• _TASK DETAILS_:
Find the line that contains "Extract all readable text from this page." and print it and every line after it, exactly, please.

(Records excerpted from a collection)
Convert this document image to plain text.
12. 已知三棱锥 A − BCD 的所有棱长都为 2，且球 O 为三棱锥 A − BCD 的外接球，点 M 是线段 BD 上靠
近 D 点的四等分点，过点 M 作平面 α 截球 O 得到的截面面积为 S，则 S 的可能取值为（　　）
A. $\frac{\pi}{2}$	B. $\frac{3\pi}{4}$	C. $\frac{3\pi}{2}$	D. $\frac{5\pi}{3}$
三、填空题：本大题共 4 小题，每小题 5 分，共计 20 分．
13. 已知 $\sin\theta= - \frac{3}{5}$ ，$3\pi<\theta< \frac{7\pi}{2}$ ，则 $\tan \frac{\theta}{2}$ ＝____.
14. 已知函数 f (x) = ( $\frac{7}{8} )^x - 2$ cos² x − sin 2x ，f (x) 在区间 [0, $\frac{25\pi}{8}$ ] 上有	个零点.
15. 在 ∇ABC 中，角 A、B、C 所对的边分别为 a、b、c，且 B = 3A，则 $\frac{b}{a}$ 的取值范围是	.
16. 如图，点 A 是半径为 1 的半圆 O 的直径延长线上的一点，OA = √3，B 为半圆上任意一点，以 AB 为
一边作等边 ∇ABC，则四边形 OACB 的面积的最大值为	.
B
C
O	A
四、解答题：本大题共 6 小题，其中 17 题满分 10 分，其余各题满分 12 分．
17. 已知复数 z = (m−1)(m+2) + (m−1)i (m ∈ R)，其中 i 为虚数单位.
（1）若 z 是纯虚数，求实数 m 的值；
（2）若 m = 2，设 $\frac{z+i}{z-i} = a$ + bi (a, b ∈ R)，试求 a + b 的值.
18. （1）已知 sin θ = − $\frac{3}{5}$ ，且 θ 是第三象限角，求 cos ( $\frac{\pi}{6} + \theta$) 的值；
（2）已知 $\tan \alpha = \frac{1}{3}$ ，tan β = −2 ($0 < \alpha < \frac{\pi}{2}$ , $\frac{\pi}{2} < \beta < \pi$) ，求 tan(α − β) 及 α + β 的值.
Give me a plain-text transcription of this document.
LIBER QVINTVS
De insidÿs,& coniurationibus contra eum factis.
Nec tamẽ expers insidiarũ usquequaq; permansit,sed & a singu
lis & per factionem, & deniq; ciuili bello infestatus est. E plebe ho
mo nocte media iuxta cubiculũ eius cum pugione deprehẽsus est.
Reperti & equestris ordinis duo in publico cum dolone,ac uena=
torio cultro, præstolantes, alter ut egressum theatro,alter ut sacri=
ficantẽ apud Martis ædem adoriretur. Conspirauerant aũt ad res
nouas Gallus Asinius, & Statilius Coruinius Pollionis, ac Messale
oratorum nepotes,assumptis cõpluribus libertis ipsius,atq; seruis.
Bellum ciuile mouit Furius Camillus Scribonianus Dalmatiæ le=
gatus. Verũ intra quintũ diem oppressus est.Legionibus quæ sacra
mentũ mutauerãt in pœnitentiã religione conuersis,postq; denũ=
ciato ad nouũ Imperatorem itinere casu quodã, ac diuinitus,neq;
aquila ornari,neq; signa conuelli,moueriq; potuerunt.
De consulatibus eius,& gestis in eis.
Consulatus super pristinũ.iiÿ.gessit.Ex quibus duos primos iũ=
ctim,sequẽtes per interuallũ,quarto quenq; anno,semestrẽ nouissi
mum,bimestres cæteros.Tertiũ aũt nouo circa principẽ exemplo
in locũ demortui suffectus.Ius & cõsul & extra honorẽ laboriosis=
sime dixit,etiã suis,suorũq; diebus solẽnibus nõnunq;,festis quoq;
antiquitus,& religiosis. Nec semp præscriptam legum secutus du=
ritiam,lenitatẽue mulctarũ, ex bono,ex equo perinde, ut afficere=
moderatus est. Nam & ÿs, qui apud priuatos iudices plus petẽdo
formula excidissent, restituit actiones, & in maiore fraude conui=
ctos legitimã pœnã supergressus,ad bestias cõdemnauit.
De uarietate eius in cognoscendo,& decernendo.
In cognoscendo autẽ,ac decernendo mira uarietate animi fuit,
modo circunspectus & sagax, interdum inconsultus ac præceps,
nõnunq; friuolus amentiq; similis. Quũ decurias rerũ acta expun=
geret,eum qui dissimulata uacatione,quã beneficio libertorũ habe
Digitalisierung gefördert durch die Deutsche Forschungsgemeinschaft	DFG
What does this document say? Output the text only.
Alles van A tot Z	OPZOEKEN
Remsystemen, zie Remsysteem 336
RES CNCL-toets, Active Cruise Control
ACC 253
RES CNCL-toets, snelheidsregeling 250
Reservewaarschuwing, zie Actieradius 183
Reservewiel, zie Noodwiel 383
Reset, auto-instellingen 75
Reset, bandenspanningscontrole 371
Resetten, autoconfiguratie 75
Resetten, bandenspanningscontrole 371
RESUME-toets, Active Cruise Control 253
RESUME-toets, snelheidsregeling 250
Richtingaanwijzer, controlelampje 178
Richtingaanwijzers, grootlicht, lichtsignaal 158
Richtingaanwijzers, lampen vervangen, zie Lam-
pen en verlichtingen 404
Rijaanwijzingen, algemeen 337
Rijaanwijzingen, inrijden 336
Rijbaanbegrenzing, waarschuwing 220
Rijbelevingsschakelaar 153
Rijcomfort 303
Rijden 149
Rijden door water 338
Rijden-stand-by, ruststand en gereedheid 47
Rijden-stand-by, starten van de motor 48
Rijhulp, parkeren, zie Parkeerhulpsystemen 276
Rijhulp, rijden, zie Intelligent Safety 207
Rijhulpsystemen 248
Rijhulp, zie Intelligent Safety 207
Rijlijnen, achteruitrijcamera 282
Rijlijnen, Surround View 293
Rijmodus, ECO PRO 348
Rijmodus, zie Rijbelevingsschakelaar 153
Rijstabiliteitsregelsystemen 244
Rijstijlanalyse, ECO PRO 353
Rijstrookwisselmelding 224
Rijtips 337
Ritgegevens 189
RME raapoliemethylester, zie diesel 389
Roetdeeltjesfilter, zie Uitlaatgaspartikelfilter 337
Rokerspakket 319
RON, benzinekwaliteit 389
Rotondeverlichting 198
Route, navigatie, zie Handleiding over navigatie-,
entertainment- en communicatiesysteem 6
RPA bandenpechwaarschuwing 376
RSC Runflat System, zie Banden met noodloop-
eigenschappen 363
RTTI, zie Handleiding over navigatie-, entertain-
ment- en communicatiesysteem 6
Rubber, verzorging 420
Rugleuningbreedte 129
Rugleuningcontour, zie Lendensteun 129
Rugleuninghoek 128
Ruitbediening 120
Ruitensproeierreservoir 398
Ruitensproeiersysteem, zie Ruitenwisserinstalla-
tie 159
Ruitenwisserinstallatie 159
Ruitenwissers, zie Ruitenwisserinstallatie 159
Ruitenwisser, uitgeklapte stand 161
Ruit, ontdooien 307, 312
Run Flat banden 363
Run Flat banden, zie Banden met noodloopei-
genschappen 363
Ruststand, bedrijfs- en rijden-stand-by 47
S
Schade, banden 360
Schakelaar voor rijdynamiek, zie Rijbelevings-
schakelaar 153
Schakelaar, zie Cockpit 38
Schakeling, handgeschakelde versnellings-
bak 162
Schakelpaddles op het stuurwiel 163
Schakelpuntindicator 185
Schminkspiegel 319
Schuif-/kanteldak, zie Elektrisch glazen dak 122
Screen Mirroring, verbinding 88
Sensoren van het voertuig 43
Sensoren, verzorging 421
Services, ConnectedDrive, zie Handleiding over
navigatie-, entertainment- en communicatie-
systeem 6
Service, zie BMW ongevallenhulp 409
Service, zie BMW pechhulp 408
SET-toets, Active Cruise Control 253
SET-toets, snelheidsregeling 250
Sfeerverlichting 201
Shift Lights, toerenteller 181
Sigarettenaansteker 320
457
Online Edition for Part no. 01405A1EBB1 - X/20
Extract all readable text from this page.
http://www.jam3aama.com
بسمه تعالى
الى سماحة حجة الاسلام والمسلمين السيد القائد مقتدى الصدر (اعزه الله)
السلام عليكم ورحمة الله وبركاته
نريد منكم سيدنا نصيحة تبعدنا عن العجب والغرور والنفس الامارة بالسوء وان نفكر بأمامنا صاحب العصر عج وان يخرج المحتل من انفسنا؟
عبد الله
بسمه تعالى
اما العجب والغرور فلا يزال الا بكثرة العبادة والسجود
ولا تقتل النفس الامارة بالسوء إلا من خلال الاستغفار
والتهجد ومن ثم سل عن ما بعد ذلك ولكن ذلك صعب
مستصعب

• _OUTPUT FOR THIS TASK_:
Extract all readable text from this page.
http://www.jam3aama.com
بسمه تعالى
الى سماحة حجة الاسلام والمسلمين السيد القائد مقتدى الصدر (اعزه الله)
السلام عليكم ورحمة الله وبركاته
نريد منكم سيدنا نصيحة تبعدنا عن العجب والغرور والنفس الامارة بالسوء وان نفكر بأمامنا صاحب العصر عج وان يخرج المحتل من انفسنا؟
عبد الله
بسمه تعالى
اما العجب والغرور فلا يزال الا بكثرة العبادة والسجود
ولا تقتل النفس الامارة بالسوء إلا من خلال الاستغفار
والتهجد ومن ثم سل عن ما بعد ذلك ولكن ذلك صعب
مستصعب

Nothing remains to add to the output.